Print the records again, character for character.

<<<<

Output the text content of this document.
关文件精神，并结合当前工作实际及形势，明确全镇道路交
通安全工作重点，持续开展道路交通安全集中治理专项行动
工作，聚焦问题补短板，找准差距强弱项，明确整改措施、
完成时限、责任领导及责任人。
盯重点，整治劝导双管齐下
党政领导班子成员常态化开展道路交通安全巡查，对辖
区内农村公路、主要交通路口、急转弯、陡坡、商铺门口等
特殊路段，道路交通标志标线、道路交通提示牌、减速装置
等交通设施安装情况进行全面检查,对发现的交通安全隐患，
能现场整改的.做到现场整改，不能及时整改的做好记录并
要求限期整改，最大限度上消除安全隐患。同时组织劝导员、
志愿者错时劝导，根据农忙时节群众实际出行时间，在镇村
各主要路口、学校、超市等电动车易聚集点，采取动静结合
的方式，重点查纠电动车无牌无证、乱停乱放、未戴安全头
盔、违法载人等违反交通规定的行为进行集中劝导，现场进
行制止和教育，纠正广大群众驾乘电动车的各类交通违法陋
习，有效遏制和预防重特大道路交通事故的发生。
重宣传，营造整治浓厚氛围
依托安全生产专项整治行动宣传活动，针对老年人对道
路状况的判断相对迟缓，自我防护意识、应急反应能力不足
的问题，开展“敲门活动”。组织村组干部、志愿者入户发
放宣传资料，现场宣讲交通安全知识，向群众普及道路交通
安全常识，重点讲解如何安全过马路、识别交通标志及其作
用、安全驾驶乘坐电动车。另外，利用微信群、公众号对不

>>>>

▶ [EXERCISE RESULT]:
Output the text content of this document.
关文件精神，并结合当前工作实际及形势，明确全镇道路交
通安全工作重点，持续开展道路交通安全集中治理专项行动
工作，聚焦问题补短板，找准差距强弱项，明确整改措施、
完成时限、责任领导及责任人。
盯重点，整治劝导双管齐下
党政领导班子成员常态化开展道路交通安全巡查，对辖
区内农村公路、主要交通路口、急转弯、陡坡、商铺门口等
特殊路段，道路交通标志标线、道路交通提示牌、减速装置
等交通设施安装情况进行全面检查,对发现的交通安全隐患，
能现场整改的.做到现场整改，不能及时整改的做好记录并
要求限期整改，最大限度上消除安全隐患。同时组织劝导员、
志愿者错时劝导，根据农忙时节群众实际出行时间，在镇村
各主要路口、学校、超市等电动车易聚集点，采取动静结合
的方式，重点查纠电动车无牌无证、乱停乱放、未戴安全头
盔、违法载人等违反交通规定的行为进行集中劝导，现场进
行制止和教育，纠正广大群众驾乘电动车的各类交通违法陋
习，有效遏制和预防重特大道路交通事故的发生。
重宣传，营造整治浓厚氛围
依托安全生产专项整治行动宣传活动，针对老年人对道
路状况的判断相对迟缓，自我防护意识、应急反应能力不足
的问题，开展“敲门活动”。组织村组干部、志愿者入户发
放宣传资料，现场宣讲交通安全知识，向群众普及道路交通
安全常识，重点讲解如何安全过马路、识别交通标志及其作
用、安全驾驶乘坐电动车。另外，利用微信群、公众号对不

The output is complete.